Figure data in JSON
- - - - -
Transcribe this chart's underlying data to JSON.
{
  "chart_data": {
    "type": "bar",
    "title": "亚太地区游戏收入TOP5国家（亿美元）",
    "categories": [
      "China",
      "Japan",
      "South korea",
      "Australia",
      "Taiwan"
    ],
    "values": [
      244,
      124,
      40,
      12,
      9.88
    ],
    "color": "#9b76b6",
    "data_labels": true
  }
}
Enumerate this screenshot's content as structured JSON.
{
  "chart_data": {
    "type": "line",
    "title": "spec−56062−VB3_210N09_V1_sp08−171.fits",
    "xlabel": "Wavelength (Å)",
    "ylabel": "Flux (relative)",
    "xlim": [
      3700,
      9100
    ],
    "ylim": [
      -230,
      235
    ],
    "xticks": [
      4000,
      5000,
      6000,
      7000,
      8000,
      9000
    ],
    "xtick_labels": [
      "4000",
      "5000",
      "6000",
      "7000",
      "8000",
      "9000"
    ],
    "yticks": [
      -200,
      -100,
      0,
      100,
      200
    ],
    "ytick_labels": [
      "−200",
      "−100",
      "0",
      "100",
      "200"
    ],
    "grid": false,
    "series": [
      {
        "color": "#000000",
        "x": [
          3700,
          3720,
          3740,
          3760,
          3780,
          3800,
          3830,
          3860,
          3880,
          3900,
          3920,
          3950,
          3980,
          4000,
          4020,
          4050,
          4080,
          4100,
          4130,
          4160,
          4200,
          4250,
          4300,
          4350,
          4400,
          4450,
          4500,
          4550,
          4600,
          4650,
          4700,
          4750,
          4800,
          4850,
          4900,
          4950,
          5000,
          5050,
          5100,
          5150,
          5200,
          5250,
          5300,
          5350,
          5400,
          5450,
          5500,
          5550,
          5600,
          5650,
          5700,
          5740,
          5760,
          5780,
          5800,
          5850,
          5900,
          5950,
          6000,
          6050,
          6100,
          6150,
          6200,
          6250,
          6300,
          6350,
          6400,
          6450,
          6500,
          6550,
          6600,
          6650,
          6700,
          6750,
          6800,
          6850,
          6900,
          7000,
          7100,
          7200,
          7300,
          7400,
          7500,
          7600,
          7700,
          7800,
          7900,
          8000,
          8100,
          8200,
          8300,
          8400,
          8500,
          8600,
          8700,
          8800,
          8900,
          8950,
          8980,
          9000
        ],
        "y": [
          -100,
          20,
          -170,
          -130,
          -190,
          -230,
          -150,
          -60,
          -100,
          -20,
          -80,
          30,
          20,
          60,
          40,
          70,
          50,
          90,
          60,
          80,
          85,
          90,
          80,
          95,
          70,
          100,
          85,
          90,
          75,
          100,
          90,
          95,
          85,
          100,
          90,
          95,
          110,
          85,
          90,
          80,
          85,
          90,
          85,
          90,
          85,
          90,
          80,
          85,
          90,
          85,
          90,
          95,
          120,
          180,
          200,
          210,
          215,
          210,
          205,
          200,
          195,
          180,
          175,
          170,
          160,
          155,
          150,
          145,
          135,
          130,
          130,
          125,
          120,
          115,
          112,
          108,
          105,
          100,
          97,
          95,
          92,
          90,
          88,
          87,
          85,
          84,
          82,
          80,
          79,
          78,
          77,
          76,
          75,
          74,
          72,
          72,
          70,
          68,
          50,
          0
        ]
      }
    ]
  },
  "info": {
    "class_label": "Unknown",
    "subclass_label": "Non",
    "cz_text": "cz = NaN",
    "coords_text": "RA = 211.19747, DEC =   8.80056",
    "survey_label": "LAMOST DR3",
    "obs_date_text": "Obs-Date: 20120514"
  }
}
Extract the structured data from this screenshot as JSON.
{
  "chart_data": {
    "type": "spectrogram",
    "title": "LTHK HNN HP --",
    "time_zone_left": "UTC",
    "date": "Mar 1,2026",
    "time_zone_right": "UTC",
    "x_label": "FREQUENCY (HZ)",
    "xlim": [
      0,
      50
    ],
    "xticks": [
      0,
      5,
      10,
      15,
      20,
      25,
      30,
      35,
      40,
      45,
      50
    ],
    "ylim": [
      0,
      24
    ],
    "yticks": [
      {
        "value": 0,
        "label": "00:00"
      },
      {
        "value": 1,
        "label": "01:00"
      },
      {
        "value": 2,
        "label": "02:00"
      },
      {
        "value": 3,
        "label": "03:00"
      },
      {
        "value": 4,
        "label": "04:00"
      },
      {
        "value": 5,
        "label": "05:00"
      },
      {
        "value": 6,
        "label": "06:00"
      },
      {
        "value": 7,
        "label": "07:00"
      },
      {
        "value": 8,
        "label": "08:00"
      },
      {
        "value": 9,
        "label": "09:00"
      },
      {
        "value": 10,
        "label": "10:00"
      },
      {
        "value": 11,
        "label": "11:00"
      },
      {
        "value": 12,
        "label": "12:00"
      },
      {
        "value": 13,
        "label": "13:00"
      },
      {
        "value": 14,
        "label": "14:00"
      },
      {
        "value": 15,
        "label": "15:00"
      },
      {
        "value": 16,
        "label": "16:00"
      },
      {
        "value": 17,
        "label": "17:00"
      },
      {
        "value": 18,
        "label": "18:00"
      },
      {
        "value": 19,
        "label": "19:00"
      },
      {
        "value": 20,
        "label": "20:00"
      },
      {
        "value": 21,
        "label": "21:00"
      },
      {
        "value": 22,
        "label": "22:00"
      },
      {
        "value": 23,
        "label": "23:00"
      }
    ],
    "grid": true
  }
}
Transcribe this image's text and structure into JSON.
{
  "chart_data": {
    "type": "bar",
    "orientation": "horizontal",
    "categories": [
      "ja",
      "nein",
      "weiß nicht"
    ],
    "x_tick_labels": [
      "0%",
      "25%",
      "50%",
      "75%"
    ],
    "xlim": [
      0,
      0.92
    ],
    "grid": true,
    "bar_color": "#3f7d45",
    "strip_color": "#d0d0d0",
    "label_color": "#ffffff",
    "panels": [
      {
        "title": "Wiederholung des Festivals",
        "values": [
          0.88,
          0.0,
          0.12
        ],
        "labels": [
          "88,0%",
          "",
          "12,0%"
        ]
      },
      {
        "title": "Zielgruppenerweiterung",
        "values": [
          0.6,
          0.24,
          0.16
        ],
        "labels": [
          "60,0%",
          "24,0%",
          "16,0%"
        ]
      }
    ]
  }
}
- - - - -
• Given request
How many lines of these entries contain "title"? Answer with the number and nothing else.

• Final result
5